→ Prompt
Look through the listing for the word "прокинувся". Copy each line that has it.

[Start of Items]

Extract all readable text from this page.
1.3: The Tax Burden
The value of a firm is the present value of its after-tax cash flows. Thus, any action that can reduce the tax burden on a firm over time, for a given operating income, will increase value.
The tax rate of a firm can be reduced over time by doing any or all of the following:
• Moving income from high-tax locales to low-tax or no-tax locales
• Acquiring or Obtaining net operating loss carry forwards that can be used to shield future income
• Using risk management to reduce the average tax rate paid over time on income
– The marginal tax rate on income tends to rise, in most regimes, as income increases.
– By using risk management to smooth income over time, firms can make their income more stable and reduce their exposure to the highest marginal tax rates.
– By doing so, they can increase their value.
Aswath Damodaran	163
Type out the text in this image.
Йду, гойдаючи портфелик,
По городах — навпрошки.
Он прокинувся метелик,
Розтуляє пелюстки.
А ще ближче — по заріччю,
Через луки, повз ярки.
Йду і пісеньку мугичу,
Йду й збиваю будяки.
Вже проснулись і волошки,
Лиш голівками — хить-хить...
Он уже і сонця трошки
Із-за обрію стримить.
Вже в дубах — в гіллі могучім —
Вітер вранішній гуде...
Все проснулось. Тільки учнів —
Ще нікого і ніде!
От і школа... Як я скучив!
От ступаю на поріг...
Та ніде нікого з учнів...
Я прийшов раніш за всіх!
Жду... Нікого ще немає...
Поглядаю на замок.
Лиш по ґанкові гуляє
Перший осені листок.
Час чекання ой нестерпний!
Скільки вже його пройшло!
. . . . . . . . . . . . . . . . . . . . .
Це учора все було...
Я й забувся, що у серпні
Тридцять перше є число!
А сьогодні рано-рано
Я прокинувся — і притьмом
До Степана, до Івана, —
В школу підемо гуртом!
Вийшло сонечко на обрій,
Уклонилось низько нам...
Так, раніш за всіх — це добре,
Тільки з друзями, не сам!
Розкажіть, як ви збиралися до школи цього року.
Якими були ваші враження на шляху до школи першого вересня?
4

[End of Items]
[Start of Items]

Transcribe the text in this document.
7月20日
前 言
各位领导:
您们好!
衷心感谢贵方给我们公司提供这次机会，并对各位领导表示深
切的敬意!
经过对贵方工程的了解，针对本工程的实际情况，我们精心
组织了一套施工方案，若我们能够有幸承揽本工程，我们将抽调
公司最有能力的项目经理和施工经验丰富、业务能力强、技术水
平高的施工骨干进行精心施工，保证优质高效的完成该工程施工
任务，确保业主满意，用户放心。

[End of Items]
[Start of Items]

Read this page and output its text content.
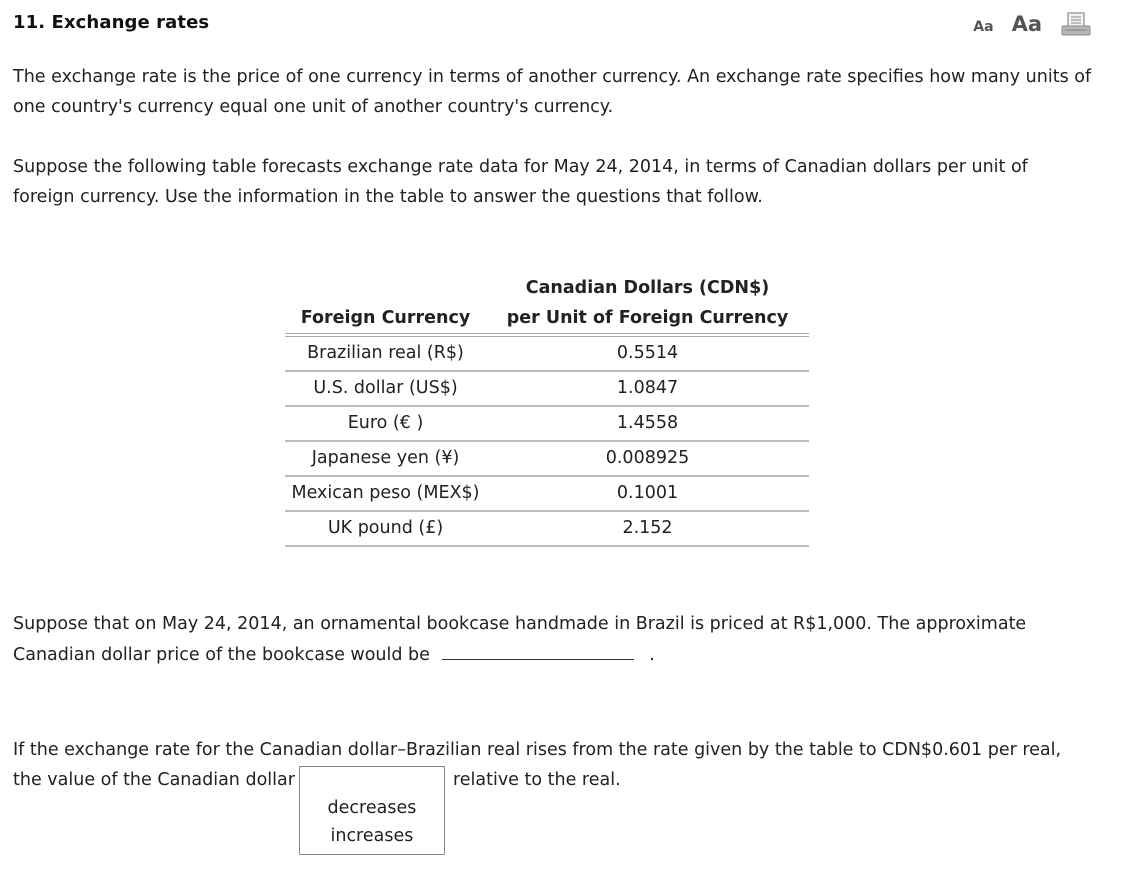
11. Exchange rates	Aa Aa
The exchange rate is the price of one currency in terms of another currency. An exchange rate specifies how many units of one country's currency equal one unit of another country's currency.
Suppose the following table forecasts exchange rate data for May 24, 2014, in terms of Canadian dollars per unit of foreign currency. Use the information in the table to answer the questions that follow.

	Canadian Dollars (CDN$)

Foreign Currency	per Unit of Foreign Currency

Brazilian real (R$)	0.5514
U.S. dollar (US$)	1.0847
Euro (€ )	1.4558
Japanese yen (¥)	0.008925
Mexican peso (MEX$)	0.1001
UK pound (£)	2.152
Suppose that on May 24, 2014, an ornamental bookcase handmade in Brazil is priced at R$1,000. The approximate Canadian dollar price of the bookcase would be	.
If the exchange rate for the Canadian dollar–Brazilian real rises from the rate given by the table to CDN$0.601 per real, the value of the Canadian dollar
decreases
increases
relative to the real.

[End of Items]

→ Task result
Он прокинувся метелик,
Я прокинувся — і притьмом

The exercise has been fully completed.